§ **TASK TO COMPLETE**
Copy every line, leaving nothing out and adding nothing.

§ **RECORDED INFORMATION**
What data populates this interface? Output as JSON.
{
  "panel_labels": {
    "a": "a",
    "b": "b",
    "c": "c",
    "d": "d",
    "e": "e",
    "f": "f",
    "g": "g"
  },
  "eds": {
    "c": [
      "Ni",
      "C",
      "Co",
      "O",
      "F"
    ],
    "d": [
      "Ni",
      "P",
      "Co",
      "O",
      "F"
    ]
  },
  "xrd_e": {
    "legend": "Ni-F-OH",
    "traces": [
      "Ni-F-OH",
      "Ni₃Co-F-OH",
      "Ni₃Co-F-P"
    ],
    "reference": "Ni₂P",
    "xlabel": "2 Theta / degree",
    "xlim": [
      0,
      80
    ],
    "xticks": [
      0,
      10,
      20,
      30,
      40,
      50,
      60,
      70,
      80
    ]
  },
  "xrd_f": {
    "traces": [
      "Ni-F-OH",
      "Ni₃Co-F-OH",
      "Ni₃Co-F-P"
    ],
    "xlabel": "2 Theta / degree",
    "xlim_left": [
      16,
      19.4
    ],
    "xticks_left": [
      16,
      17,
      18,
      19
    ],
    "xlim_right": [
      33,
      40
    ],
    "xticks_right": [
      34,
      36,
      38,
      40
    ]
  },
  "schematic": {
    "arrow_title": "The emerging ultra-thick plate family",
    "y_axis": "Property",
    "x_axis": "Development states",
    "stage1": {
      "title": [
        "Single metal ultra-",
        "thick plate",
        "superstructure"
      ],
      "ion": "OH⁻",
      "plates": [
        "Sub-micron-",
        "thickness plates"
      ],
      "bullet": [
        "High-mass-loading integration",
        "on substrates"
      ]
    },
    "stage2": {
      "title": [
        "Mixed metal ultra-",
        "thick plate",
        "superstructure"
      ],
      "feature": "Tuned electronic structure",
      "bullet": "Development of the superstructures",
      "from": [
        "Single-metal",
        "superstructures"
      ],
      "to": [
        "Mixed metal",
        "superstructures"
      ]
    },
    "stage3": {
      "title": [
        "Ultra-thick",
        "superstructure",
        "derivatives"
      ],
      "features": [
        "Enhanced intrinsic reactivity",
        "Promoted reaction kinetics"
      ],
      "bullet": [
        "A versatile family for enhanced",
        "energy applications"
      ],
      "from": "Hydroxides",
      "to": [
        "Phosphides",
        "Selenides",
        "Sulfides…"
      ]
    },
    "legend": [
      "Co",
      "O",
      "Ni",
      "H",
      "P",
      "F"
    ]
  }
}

§ **TASK SOLUTION**
What data populates this interface? Output as JSON.
{
  "panel_labels": {
    "a": "a",
    "b": "b",
    "c": "c",
    "d": "d",
    "e": "e",
    "f": "f",
    "g": "g"
  },
  "eds": {
    "c": [
      "Ni",
      "C",
      "Co",
      "O",
      "F"
    ],
    "d": [
      "Ni",
      "P",
      "Co",
      "O",
      "F"
    ]
  },
  "xrd_e": {
    "legend": "Ni-F-OH",
    "traces": [
      "Ni-F-OH",
      "Ni₃Co-F-OH",
      "Ni₃Co-F-P"
    ],
    "reference": "Ni₂P",
    "xlabel": "2 Theta / degree",
    "xlim": [
      0,
      80
    ],
    "xticks": [
      0,
      10,
      20,
      30,
      40,
      50,
      60,
      70,
      80
    ]
  },
  "xrd_f": {
    "traces": [
      "Ni-F-OH",
      "Ni₃Co-F-OH",
      "Ni₃Co-F-P"
    ],
    "xlabel": "2 Theta / degree",
    "xlim_left": [
      16,
      19.4
    ],
    "xticks_left": [
      16,
      17,
      18,
      19
    ],
    "xlim_right": [
      33,
      40
    ],
    "xticks_right": [
      34,
      36,
      38,
      40
    ]
  },
  "schematic": {
    "arrow_title": "The emerging ultra-thick plate family",
    "y_axis": "Property",
    "x_axis": "Development states",
    "stage1": {
      "title": [
        "Single metal ultra-",
        "thick plate",
        "superstructure"
      ],
      "ion": "OH⁻",
      "plates": [
        "Sub-micron-",
        "thickness plates"
      ],
      "bullet": [
        "High-mass-loading integration",
        "on substrates"
      ]
    },
    "stage2": {
      "title": [
        "Mixed metal ultra-",
        "thick plate",
        "superstructure"
      ],
      "feature": "Tuned electronic structure",
      "bullet": "Development of the superstructures",
      "from": [
        "Single-metal",
        "superstructures"
      ],
      "to": [
        "Mixed metal",
        "superstructures"
      ]
    },
    "stage3": {
      "title": [
        "Ultra-thick",
        "superstructure",
        "derivatives"
      ],
      "features": [
        "Enhanced intrinsic reactivity",
        "Promoted reaction kinetics"
      ],
      "bullet": [
        "A versatile family for enhanced",
        "energy applications"
      ],
      "from": "Hydroxides",
      "to": [
        "Phosphides",
        "Selenides",
        "Sulfides…"
      ]
    },
    "legend": [
      "Co",
      "O",
      "Ni",
      "H",
      "P",
      "F"
    ]
  }
}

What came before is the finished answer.